• _Détails de l'exercice_: Résumez en trois phrases le texte sur la crise de la dette dans la zone euro.

• _Passage cité_:
____
Et, nous l’avons déjà dit, il n’y a pas de taxe sur les transactions financières pour financer des projets de développement, cette taxe étant rejetée par les marchés financiers. Les pays les plus en difficulté ont donc entamé des plans d’ajustement budgétaire excessifs et peu cohérents. Ajoutons que, même pour la France et l’Italie, le choc des plans d’austérité est élevé et rend improbable une stabilisation de la dette tant ils sont socialement insupportables, et risque de maintenir la zone euro dans une crise profonde.

Les acteurs des marchés financiers ont toujours les mains libres. Rappelons que « la crise du secteur financier qui a débuté en 2007 aux États-Unis et s’est étendue comme une traînée de poudre à l’Europe, c’est la fougue avec laquelle les banques de l’Ouest européen (surtout les banques allemandes et françaises, mais aussi les banques belges, néerlandaises, britanniques, luxembourgeoises, irlandaises…) ont utilisé les fonds prêtés ou donnés massivement par la Réserve fédérale et la Banque centrale européenne pour augmenter, entre 2007 et 2009, leurs prêts dans plusieurs pays de la zone euro (Grèce, Irlande, Portugal, Espagne) où ils réalisaient de juteux profits en raison des taux d’intérêt qui y étaient plus élevés » , selon Damien Millet et Eric Toussaint du Comité pour l’annulation de la dette du tiers monde (CADTM).

A cette situation s’est ajoutée un autre mécanisme spéculatif : « Les investisseurs institutionnels (banques, fonds de pension, assurances) et des *hedge funds se sont attaqués en 2010 sur la Grèce, maillon le plus faible de la chaîne européenne d’endettement, avant de s’attaquer à l’Irlande, au Portugal et à l’Espagne. En agissant de la sorte, ils ont réalisé de juteux profits car ils ont obtenu de ces pays une rémunération importante en termes de taux d’intérêt versés par les pouvoirs publics pour pouvoir refinancer leurs dettes.
____
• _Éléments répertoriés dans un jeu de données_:
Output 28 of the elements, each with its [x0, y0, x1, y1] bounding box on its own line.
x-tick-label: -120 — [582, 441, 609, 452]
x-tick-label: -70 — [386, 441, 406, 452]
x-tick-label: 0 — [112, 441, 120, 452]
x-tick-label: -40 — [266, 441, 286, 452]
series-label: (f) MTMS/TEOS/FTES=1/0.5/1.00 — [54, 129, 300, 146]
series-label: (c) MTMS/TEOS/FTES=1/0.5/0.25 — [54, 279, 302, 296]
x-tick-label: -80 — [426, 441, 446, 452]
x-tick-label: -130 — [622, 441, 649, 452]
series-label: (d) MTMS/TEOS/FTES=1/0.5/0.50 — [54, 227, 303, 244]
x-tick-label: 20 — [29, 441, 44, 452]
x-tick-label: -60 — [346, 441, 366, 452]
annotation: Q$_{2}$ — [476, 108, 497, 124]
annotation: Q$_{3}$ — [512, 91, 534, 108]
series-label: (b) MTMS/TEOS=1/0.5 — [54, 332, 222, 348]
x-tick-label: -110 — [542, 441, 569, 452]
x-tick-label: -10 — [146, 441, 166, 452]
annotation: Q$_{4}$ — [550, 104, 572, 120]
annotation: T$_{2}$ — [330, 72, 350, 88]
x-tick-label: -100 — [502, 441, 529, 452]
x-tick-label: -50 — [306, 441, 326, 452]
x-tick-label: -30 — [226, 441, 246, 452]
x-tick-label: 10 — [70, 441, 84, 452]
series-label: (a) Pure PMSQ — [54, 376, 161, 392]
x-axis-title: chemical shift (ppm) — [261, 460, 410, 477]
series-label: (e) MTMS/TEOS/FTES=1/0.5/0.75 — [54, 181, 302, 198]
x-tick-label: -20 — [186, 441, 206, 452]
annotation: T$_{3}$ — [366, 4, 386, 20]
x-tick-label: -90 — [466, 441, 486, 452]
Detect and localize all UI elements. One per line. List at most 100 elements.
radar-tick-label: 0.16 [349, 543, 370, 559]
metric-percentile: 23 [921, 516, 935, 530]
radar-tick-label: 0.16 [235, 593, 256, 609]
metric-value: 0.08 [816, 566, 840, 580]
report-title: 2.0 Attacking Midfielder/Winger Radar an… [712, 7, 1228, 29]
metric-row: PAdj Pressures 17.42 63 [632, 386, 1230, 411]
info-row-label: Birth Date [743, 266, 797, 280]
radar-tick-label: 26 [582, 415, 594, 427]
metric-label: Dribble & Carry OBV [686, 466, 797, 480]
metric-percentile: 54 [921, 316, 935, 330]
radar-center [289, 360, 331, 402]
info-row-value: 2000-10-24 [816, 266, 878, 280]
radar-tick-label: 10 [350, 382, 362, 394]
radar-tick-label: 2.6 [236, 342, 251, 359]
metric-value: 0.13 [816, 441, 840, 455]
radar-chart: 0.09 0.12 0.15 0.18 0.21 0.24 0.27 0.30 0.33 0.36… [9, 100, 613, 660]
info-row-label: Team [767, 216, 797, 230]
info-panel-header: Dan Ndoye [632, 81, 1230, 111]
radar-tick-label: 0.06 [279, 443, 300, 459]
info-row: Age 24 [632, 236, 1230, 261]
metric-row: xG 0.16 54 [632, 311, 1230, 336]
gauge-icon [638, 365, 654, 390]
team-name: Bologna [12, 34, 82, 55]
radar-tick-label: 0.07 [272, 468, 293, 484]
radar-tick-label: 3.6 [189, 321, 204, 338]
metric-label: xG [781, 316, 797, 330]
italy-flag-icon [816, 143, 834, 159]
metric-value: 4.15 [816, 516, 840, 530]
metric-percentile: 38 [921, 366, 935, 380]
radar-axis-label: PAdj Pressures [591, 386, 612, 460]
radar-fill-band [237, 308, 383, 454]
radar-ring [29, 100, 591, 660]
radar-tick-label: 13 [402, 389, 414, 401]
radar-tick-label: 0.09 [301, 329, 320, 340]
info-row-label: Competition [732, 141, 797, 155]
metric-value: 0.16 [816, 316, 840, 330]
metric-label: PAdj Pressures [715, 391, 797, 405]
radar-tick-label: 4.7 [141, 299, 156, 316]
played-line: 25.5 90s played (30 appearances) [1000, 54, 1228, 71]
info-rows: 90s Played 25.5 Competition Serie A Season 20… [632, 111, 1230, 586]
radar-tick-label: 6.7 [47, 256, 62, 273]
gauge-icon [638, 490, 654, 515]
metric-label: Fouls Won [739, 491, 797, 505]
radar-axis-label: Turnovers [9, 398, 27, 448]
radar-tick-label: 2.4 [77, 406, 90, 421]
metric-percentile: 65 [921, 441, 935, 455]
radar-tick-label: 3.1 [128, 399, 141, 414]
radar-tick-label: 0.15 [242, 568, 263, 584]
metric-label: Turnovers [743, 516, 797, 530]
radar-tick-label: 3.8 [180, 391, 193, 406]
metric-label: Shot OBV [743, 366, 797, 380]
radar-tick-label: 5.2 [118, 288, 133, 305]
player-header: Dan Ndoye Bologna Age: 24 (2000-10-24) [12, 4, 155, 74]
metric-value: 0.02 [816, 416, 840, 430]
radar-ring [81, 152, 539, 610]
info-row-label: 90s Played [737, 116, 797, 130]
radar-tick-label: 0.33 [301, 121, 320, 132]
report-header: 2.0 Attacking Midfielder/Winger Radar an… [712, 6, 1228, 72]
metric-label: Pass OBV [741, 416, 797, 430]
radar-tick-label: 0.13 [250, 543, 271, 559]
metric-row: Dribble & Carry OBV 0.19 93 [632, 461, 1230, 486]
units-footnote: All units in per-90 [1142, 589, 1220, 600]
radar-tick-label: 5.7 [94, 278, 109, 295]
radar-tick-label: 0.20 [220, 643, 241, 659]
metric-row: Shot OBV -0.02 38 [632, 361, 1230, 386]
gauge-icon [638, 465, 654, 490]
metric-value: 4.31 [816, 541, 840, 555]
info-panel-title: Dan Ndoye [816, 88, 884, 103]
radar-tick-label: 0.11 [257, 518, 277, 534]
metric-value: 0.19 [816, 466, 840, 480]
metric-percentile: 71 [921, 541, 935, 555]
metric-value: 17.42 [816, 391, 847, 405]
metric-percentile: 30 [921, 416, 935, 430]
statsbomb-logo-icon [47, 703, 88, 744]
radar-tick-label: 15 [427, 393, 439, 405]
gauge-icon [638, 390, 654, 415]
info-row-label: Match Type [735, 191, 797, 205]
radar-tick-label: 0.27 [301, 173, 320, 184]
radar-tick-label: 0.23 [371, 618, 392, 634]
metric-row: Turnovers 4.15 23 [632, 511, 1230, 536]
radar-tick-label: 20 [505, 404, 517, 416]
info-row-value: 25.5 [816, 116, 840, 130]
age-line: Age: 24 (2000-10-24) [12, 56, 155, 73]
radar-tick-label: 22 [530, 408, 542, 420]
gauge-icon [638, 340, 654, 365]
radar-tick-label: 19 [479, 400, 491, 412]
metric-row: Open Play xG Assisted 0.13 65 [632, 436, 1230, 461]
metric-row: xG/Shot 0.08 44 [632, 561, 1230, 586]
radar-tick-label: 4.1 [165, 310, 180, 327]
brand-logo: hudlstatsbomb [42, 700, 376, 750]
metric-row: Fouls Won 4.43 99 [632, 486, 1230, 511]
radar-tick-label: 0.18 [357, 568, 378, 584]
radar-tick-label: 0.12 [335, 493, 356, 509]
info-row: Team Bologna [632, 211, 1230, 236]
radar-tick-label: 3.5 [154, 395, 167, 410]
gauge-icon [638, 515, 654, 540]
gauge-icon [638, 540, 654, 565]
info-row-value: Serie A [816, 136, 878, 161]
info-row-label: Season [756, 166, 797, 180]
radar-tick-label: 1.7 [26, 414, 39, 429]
____
• _Réponse finale_: Sans taxe sur les transactions financières, les pays les plus en difficulté ont lancé des plans d'austérité excessifs. Même en France et en Italie, ces plans rendent peu probable une stabilisation de la dette et risquent de maintenir la zone euro dans une crise profonde. Selon Damien Millet et Eric Toussaint du CADTM, les banques d'Europe de l'Ouest ont massivement prêté, entre 2007 et 2009, des fonds venus de la Réserve fédérale et de la BCE à des pays de la zone euro où les taux étaient plus élevés, puis, en 2010, des investisseurs et des hedge funds ont attaqué la Grèce, l'Irlande, le Portugal et l'Espagne pour tirer profit des taux d'intérêt.